## What is needed
Of the lines in the entries, how many hold the word "Austerlitz"? Give that number alone.

— start of Input rows —

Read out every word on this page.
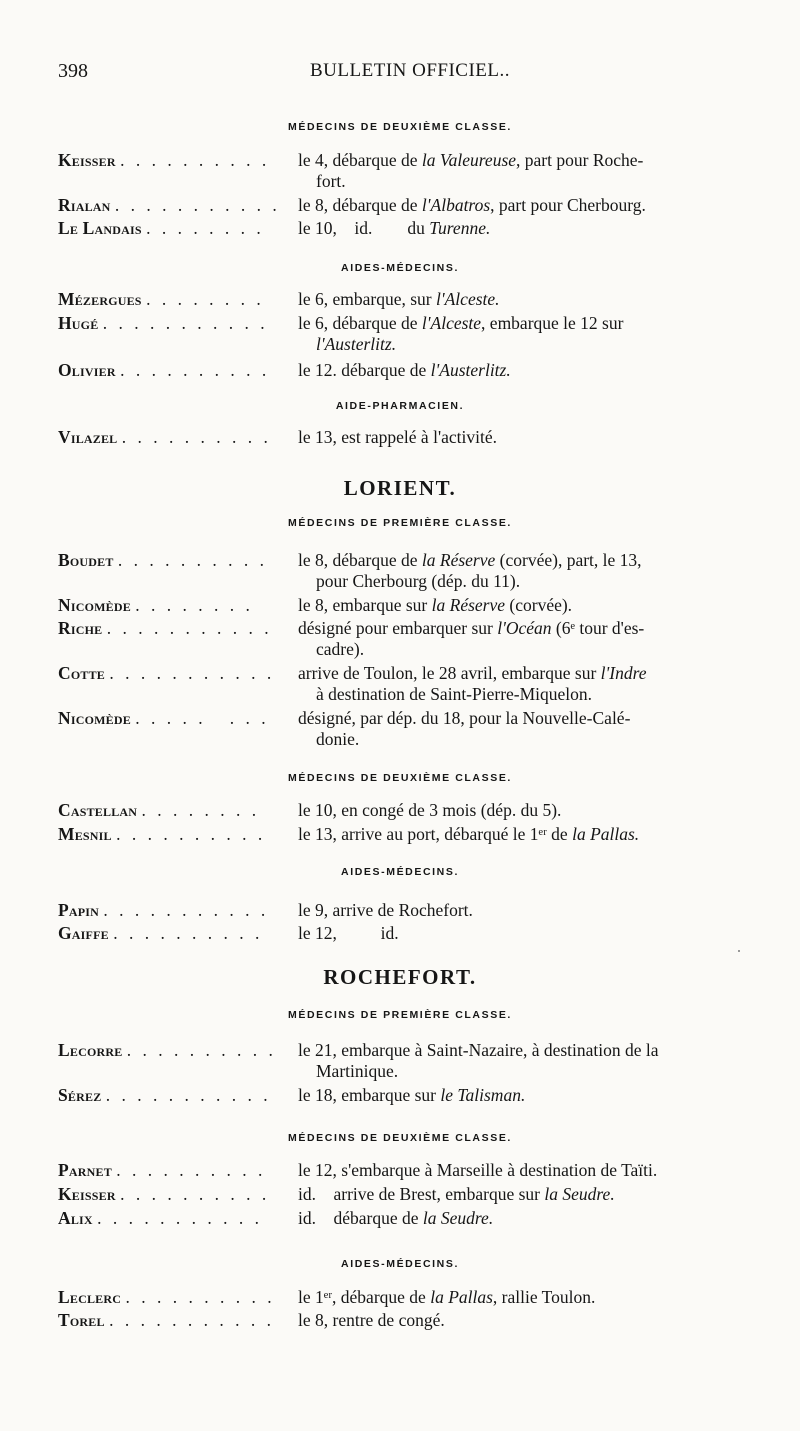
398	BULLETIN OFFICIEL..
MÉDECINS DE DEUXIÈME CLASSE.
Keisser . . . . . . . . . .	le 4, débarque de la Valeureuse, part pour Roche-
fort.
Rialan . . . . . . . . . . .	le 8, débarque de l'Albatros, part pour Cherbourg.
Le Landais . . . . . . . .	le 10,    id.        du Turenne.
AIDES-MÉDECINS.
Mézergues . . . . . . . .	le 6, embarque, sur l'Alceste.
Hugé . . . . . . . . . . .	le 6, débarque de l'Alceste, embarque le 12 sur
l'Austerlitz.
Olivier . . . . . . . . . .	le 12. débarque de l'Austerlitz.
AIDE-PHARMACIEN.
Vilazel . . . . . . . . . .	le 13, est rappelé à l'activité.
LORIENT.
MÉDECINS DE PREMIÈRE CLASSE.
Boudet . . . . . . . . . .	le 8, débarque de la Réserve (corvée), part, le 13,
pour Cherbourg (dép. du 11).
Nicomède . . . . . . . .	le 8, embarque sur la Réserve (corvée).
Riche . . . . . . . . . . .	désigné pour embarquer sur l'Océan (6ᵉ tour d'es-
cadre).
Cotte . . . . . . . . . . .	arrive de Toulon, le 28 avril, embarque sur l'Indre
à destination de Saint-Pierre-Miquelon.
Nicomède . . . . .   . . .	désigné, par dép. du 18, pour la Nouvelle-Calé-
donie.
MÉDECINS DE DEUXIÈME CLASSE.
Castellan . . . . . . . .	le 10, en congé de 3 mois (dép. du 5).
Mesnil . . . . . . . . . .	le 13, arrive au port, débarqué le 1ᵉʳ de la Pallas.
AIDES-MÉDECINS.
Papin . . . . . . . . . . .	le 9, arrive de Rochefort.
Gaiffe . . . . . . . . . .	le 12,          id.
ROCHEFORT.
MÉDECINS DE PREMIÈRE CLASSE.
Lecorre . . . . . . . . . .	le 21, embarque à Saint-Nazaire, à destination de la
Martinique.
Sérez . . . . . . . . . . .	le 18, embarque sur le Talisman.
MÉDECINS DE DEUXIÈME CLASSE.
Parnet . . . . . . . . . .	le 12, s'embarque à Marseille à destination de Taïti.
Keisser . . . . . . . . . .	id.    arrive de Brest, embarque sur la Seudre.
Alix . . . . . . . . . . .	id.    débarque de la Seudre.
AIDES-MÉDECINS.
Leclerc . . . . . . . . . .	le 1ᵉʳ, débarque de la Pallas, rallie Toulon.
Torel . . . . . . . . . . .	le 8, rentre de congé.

— end of Input rows —
— start of Input rows —

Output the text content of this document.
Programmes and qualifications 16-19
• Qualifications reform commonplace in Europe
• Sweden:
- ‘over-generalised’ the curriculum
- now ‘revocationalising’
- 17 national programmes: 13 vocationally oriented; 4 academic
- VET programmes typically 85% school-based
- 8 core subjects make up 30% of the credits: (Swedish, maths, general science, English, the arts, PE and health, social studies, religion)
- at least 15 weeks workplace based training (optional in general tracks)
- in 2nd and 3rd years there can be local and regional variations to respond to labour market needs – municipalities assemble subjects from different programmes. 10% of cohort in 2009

— end of Input rows —
— start of Input rows —

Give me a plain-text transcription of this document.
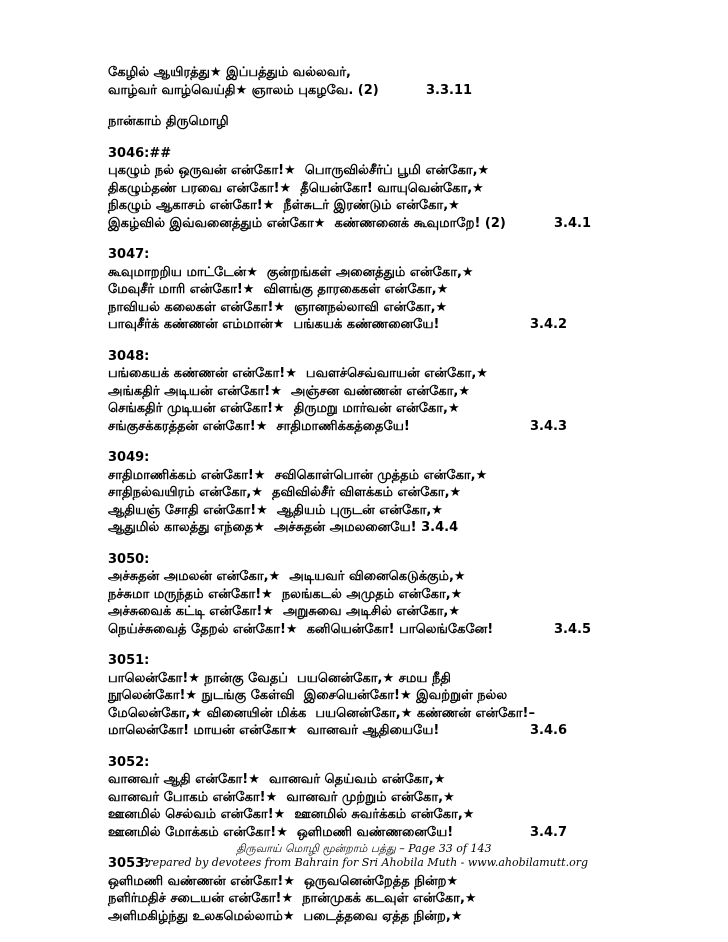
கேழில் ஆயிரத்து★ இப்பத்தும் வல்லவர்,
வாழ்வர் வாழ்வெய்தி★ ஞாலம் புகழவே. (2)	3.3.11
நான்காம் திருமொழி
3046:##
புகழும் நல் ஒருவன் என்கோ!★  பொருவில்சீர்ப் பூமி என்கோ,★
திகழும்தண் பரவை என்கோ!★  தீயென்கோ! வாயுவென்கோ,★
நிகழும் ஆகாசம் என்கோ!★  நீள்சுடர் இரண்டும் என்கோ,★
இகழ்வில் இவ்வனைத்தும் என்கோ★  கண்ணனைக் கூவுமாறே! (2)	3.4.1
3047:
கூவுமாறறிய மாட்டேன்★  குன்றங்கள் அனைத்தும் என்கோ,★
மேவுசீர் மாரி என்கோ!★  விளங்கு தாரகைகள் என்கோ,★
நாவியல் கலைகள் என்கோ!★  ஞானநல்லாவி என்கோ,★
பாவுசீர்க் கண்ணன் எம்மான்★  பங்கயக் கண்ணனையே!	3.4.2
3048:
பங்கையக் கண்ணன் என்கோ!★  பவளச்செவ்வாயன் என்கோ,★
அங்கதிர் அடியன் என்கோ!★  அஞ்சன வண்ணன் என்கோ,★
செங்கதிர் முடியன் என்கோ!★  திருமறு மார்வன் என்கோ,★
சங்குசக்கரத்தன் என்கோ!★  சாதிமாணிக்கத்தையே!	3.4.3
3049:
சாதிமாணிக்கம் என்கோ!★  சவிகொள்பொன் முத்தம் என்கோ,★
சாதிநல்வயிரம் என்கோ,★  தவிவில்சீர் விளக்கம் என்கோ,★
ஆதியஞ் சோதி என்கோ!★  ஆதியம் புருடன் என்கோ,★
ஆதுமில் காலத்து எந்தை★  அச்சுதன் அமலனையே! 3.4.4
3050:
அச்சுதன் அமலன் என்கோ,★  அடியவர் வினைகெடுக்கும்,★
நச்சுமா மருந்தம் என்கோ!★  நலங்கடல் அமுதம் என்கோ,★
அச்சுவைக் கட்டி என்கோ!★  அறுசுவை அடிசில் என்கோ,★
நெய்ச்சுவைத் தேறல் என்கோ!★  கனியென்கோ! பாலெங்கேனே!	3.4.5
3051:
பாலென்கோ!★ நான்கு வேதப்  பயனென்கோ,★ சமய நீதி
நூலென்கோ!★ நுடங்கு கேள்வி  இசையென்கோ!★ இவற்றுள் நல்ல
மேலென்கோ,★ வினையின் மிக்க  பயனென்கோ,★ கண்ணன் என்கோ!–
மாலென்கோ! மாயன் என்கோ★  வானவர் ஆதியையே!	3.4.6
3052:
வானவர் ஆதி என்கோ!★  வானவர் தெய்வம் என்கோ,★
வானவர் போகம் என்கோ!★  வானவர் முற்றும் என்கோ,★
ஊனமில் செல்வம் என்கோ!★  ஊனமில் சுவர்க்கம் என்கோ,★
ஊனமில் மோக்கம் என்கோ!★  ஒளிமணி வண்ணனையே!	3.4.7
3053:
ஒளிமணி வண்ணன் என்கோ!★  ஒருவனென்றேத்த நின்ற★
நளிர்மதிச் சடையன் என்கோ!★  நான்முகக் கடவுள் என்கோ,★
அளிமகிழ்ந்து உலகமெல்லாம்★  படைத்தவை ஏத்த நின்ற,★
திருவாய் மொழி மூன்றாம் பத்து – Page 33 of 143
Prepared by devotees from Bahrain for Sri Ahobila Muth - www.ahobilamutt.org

— end of Input rows —

## Correct output
2